* What you should do:
Quote each record exactly, please, leaving none out.

* Data rows:
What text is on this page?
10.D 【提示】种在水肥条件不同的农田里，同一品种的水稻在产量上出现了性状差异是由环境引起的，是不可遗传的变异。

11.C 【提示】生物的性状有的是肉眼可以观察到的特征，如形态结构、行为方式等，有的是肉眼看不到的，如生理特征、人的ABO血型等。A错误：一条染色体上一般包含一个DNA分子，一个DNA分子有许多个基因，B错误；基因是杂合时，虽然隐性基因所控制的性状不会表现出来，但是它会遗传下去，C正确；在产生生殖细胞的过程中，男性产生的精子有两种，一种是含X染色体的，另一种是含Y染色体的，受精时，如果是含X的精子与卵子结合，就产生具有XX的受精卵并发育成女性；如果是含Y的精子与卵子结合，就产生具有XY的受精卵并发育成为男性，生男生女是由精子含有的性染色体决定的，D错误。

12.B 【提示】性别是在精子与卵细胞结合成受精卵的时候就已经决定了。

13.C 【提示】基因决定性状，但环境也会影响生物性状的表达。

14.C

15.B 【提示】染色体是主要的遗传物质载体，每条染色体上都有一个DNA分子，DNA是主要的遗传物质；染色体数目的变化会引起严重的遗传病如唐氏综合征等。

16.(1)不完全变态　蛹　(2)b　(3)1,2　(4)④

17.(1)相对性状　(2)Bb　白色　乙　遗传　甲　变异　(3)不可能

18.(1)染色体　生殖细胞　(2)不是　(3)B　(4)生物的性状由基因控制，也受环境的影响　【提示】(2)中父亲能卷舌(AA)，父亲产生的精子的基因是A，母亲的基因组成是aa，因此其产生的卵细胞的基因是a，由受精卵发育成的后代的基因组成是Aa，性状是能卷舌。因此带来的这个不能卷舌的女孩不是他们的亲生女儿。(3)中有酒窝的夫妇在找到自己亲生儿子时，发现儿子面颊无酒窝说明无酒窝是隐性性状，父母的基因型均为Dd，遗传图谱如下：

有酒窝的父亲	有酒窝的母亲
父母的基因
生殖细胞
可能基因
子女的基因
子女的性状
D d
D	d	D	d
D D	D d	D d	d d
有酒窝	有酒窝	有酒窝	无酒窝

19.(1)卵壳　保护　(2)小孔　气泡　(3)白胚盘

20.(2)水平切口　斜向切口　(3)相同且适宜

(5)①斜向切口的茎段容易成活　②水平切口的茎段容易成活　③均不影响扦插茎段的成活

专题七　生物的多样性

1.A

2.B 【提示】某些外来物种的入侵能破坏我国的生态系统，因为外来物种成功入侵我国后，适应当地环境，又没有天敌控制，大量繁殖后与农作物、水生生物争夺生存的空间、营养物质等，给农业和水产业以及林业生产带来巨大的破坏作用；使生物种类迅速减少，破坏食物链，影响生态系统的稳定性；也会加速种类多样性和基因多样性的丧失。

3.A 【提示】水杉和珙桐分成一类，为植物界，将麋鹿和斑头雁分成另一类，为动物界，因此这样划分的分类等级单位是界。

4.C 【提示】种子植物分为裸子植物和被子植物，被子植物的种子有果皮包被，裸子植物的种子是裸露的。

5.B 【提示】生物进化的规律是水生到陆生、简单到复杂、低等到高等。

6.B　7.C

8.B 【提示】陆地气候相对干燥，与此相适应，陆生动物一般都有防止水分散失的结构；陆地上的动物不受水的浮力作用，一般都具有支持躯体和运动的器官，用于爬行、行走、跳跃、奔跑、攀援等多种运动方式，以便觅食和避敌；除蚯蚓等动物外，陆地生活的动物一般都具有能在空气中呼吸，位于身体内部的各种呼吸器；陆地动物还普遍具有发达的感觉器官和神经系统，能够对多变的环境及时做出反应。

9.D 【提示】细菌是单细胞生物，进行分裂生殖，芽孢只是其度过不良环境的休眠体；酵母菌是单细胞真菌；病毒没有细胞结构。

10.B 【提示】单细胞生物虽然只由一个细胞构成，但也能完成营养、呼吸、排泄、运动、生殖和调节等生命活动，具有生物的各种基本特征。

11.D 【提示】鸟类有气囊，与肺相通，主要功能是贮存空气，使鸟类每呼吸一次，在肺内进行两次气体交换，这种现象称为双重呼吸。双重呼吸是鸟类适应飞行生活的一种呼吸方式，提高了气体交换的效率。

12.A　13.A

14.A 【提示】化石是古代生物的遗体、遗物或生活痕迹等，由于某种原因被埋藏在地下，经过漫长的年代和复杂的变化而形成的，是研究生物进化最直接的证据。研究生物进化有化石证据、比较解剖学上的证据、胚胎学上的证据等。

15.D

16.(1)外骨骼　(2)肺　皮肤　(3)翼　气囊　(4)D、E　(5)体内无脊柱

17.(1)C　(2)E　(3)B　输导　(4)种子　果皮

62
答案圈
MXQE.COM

* Full solution:
What text is on this page?
10.D 【提示】种在水肥条件不同的农田里，同一品种的水稻在产量上出现了性状差异是由环境引起的，是不可遗传的变异。

11.C 【提示】生物的性状有的是肉眼可以观察到的特征，如形态结构、行为方式等，有的是肉眼看不到的，如生理特征、人的ABO血型等。A错误：一条染色体上一般包含一个DNA分子，一个DNA分子有许多个基因，B错误；基因是杂合时，虽然隐性基因所控制的性状不会表现出来，但是它会遗传下去，C正确；在产生生殖细胞的过程中，男性产生的精子有两种，一种是含X染色体的，另一种是含Y染色体的，受精时，如果是含X的精子与卵子结合，就产生具有XX的受精卵并发育成女性；如果是含Y的精子与卵子结合，就产生具有XY的受精卵并发育成为男性，生男生女是由精子含有的性染色体决定的，D错误。

12.B 【提示】性别是在精子与卵细胞结合成受精卵的时候就已经决定了。

13.C 【提示】基因决定性状，但环境也会影响生物性状的表达。

14.C

15.B 【提示】染色体是主要的遗传物质载体，每条染色体上都有一个DNA分子，DNA是主要的遗传物质；染色体数目的变化会引起严重的遗传病如唐氏综合征等。

16.(1)不完全变态　蛹　(2)b　(3)1,2　(4)④

17.(1)相对性状　(2)Bb　白色　乙　遗传　甲　变异　(3)不可能

18.(1)染色体　生殖细胞　(2)不是　(3)B　(4)生物的性状由基因控制，也受环境的影响　【提示】(2)中父亲能卷舌(AA)，父亲产生的精子的基因是A，母亲的基因组成是aa，因此其产生的卵细胞的基因是a，由受精卵发育成的后代的基因组成是Aa，性状是能卷舌。因此带来的这个不能卷舌的女孩不是他们的亲生女儿。(3)中有酒窝的夫妇在找到自己亲生儿子时，发现儿子面颊无酒窝说明无酒窝是隐性性状，父母的基因型均为Dd，遗传图谱如下：

有酒窝的父亲	有酒窝的母亲
父母的基因
生殖细胞
可能基因
子女的基因
子女的性状
D d
D	d	D	d
D D	D d	D d	d d
有酒窝	有酒窝	有酒窝	无酒窝

19.(1)卵壳　保护　(2)小孔　气泡　(3)白胚盘

20.(2)水平切口　斜向切口　(3)相同且适宜

(5)①斜向切口的茎段容易成活　②水平切口的茎段容易成活　③均不影响扦插茎段的成活

专题七　生物的多样性

1.A

2.B 【提示】某些外来物种的入侵能破坏我国的生态系统，因为外来物种成功入侵我国后，适应当地环境，又没有天敌控制，大量繁殖后与农作物、水生生物争夺生存的空间、营养物质等，给农业和水产业以及林业生产带来巨大的破坏作用；使生物种类迅速减少，破坏食物链，影响生态系统的稳定性；也会加速种类多样性和基因多样性的丧失。

3.A 【提示】水杉和珙桐分成一类，为植物界，将麋鹿和斑头雁分成另一类，为动物界，因此这样划分的分类等级单位是界。

4.C 【提示】种子植物分为裸子植物和被子植物，被子植物的种子有果皮包被，裸子植物的种子是裸露的。

5.B 【提示】生物进化的规律是水生到陆生、简单到复杂、低等到高等。

6.B　7.C

8.B 【提示】陆地气候相对干燥，与此相适应，陆生动物一般都有防止水分散失的结构；陆地上的动物不受水的浮力作用，一般都具有支持躯体和运动的器官，用于爬行、行走、跳跃、奔跑、攀援等多种运动方式，以便觅食和避敌；除蚯蚓等动物外，陆地生活的动物一般都具有能在空气中呼吸，位于身体内部的各种呼吸器；陆地动物还普遍具有发达的感觉器官和神经系统，能够对多变的环境及时做出反应。

9.D 【提示】细菌是单细胞生物，进行分裂生殖，芽孢只是其度过不良环境的休眠体；酵母菌是单细胞真菌；病毒没有细胞结构。

10.B 【提示】单细胞生物虽然只由一个细胞构成，但也能完成营养、呼吸、排泄、运动、生殖和调节等生命活动，具有生物的各种基本特征。

11.D 【提示】鸟类有气囊，与肺相通，主要功能是贮存空气，使鸟类每呼吸一次，在肺内进行两次气体交换，这种现象称为双重呼吸。双重呼吸是鸟类适应飞行生活的一种呼吸方式，提高了气体交换的效率。

12.A　13.A

14.A 【提示】化石是古代生物的遗体、遗物或生活痕迹等，由于某种原因被埋藏在地下，经过漫长的年代和复杂的变化而形成的，是研究生物进化最直接的证据。研究生物进化有化石证据、比较解剖学上的证据、胚胎学上的证据等。

15.D

16.(1)外骨骼　(2)肺　皮肤　(3)翼　气囊　(4)D、E　(5)体内无脊柱

17.(1)C　(2)E　(3)B　输导　(4)种子　果皮

62
答案圈
MXQE.COM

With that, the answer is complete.